***** LISTED ENTRIES

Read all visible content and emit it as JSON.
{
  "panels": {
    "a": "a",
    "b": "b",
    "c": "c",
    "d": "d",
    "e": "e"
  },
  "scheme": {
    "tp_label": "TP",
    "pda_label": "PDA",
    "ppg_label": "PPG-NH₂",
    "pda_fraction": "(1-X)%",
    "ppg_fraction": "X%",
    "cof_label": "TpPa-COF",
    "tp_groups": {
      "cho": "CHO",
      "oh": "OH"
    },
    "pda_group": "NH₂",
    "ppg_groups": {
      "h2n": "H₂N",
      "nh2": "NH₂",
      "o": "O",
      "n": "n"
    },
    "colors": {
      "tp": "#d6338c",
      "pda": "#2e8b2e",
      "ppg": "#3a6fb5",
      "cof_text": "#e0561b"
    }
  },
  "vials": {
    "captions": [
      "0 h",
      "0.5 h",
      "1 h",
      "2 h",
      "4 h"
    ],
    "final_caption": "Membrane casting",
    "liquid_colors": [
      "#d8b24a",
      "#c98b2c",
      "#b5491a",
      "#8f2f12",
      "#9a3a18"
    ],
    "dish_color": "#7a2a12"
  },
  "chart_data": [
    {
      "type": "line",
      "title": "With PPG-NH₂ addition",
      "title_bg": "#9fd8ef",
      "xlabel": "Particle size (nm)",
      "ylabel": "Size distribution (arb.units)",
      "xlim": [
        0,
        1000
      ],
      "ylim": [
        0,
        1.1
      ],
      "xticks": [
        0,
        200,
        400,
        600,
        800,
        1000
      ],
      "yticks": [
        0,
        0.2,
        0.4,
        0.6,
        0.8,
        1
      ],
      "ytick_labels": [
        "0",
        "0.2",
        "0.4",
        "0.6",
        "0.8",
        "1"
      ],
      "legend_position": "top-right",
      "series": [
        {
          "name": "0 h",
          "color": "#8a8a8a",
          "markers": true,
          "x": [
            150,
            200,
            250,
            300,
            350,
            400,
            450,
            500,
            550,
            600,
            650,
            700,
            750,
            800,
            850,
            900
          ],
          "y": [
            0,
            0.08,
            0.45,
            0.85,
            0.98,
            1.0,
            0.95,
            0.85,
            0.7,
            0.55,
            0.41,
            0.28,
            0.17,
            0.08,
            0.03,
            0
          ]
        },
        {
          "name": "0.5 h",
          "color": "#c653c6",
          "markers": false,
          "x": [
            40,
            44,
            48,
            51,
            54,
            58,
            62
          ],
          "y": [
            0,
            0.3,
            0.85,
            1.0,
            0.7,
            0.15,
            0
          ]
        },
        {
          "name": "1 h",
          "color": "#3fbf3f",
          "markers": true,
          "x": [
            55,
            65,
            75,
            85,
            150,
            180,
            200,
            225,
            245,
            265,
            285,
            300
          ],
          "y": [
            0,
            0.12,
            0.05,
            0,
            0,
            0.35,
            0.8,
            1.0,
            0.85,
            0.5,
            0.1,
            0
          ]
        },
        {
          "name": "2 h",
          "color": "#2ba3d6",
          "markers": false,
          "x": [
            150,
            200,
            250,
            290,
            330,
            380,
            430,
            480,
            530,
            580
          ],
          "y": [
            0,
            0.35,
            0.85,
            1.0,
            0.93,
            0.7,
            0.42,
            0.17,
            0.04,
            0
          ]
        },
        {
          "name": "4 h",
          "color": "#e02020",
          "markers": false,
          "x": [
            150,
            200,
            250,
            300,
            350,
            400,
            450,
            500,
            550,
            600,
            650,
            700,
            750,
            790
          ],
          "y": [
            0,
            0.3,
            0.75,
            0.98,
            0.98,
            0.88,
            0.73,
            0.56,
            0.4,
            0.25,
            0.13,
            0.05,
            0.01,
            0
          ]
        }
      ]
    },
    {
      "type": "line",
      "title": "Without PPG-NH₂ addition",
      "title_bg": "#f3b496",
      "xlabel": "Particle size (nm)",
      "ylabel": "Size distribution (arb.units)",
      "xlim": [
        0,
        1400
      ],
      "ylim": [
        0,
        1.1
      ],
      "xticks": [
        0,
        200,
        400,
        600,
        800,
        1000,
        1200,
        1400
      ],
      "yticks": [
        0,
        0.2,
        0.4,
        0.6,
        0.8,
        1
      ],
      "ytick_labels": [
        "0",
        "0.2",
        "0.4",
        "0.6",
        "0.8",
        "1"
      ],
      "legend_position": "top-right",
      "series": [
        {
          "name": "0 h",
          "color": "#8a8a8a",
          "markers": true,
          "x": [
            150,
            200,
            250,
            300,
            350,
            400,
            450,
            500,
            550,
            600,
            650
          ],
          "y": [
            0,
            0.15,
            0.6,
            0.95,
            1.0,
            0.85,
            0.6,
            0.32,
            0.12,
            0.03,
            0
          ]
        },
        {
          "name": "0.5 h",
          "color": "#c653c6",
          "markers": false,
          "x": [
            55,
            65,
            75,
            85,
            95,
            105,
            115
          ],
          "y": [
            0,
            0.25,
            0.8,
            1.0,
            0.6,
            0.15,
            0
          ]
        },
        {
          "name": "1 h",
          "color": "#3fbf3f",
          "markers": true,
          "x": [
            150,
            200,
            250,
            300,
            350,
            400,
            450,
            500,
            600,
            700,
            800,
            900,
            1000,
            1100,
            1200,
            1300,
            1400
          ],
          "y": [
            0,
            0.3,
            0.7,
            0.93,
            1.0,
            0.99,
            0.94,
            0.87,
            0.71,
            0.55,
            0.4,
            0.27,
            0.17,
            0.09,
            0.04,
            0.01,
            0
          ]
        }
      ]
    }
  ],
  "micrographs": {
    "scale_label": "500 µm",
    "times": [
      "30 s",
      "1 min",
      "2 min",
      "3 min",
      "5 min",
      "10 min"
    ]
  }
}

**********

[STATED PROBLEM]
Extract all of the data above without altering anything.

[THE COMPLETED TASK]
Read all visible content and emit it as JSON.
{
  "panels": {
    "a": "a",
    "b": "b",
    "c": "c",
    "d": "d",
    "e": "e"
  },
  "scheme": {
    "tp_label": "TP",
    "pda_label": "PDA",
    "ppg_label": "PPG-NH₂",
    "pda_fraction": "(1-X)%",
    "ppg_fraction": "X%",
    "cof_label": "TpPa-COF",
    "tp_groups": {
      "cho": "CHO",
      "oh": "OH"
    },
    "pda_group": "NH₂",
    "ppg_groups": {
      "h2n": "H₂N",
      "nh2": "NH₂",
      "o": "O",
      "n": "n"
    },
    "colors": {
      "tp": "#d6338c",
      "pda": "#2e8b2e",
      "ppg": "#3a6fb5",
      "cof_text": "#e0561b"
    }
  },
  "vials": {
    "captions": [
      "0 h",
      "0.5 h",
      "1 h",
      "2 h",
      "4 h"
    ],
    "final_caption": "Membrane casting",
    "liquid_colors": [
      "#d8b24a",
      "#c98b2c",
      "#b5491a",
      "#8f2f12",
      "#9a3a18"
    ],
    "dish_color": "#7a2a12"
  },
  "chart_data": [
    {
      "type": "line",
      "title": "With PPG-NH₂ addition",
      "title_bg": "#9fd8ef",
      "xlabel": "Particle size (nm)",
      "ylabel": "Size distribution (arb.units)",
      "xlim": [
        0,
        1000
      ],
      "ylim": [
        0,
        1.1
      ],
      "xticks": [
        0,
        200,
        400,
        600,
        800,
        1000
      ],
      "yticks": [
        0,
        0.2,
        0.4,
        0.6,
        0.8,
        1
      ],
      "ytick_labels": [
        "0",
        "0.2",
        "0.4",
        "0.6",
        "0.8",
        "1"
      ],
      "legend_position": "top-right",
      "series": [
        {
          "name": "0 h",
          "color": "#8a8a8a",
          "markers": true,
          "x": [
            150,
            200,
            250,
            300,
            350,
            400,
            450,
            500,
            550,
            600,
            650,
            700,
            750,
            800,
            850,
            900
          ],
          "y": [
            0,
            0.08,
            0.45,
            0.85,
            0.98,
            1.0,
            0.95,
            0.85,
            0.7,
            0.55,
            0.41,
            0.28,
            0.17,
            0.08,
            0.03,
            0
          ]
        },
        {
          "name": "0.5 h",
          "color": "#c653c6",
          "markers": false,
          "x": [
            40,
            44,
            48,
            51,
            54,
            58,
            62
          ],
          "y": [
            0,
            0.3,
            0.85,
            1.0,
            0.7,
            0.15,
            0
          ]
        },
        {
          "name": "1 h",
          "color": "#3fbf3f",
          "markers": true,
          "x": [
            55,
            65,
            75,
            85,
            150,
            180,
            200,
            225,
            245,
            265,
            285,
            300
          ],
          "y": [
            0,
            0.12,
            0.05,
            0,
            0,
            0.35,
            0.8,
            1.0,
            0.85,
            0.5,
            0.1,
            0
          ]
        },
        {
          "name": "2 h",
          "color": "#2ba3d6",
          "markers": false,
          "x": [
            150,
            200,
            250,
            290,
            330,
            380,
            430,
            480,
            530,
            580
          ],
          "y": [
            0,
            0.35,
            0.85,
            1.0,
            0.93,
            0.7,
            0.42,
            0.17,
            0.04,
            0
          ]
        },
        {
          "name": "4 h",
          "color": "#e02020",
          "markers": false,
          "x": [
            150,
            200,
            250,
            300,
            350,
            400,
            450,
            500,
            550,
            600,
            650,
            700,
            750,
            790
          ],
          "y": [
            0,
            0.3,
            0.75,
            0.98,
            0.98,
            0.88,
            0.73,
            0.56,
            0.4,
            0.25,
            0.13,
            0.05,
            0.01,
            0
          ]
        }
      ]
    },
    {
      "type": "line",
      "title": "Without PPG-NH₂ addition",
      "title_bg": "#f3b496",
      "xlabel": "Particle size (nm)",
      "ylabel": "Size distribution (arb.units)",
      "xlim": [
        0,
        1400
      ],
      "ylim": [
        0,
        1.1
      ],
      "xticks": [
        0,
        200,
        400,
        600,
        800,
        1000,
        1200,
        1400
      ],
      "yticks": [
        0,
        0.2,
        0.4,
        0.6,
        0.8,
        1
      ],
      "ytick_labels": [
        "0",
        "0.2",
        "0.4",
        "0.6",
        "0.8",
        "1"
      ],
      "legend_position": "top-right",
      "series": [
        {
          "name": "0 h",
          "color": "#8a8a8a",
          "markers": true,
          "x": [
            150,
            200,
            250,
            300,
            350,
            400,
            450,
            500,
            550,
            600,
            650
          ],
          "y": [
            0,
            0.15,
            0.6,
            0.95,
            1.0,
            0.85,
            0.6,
            0.32,
            0.12,
            0.03,
            0
          ]
        },
        {
          "name": "0.5 h",
          "color": "#c653c6",
          "markers": false,
          "x": [
            55,
            65,
            75,
            85,
            95,
            105,
            115
          ],
          "y": [
            0,
            0.25,
            0.8,
            1.0,
            0.6,
            0.15,
            0
          ]
        },
        {
          "name": "1 h",
          "color": "#3fbf3f",
          "markers": true,
          "x": [
            150,
            200,
            250,
            300,
            350,
            400,
            450,
            500,
            600,
            700,
            800,
            900,
            1000,
            1100,
            1200,
            1300,
            1400
          ],
          "y": [
            0,
            0.3,
            0.7,
            0.93,
            1.0,
            0.99,
            0.94,
            0.87,
            0.71,
            0.55,
            0.4,
            0.27,
            0.17,
            0.09,
            0.04,
            0.01,
            0
          ]
        }
      ]
    }
  ],
  "micrographs": {
    "scale_label": "500 µm",
    "times": [
      "30 s",
      "1 min",
      "2 min",
      "3 min",
      "5 min",
      "10 min"
    ]
  }
}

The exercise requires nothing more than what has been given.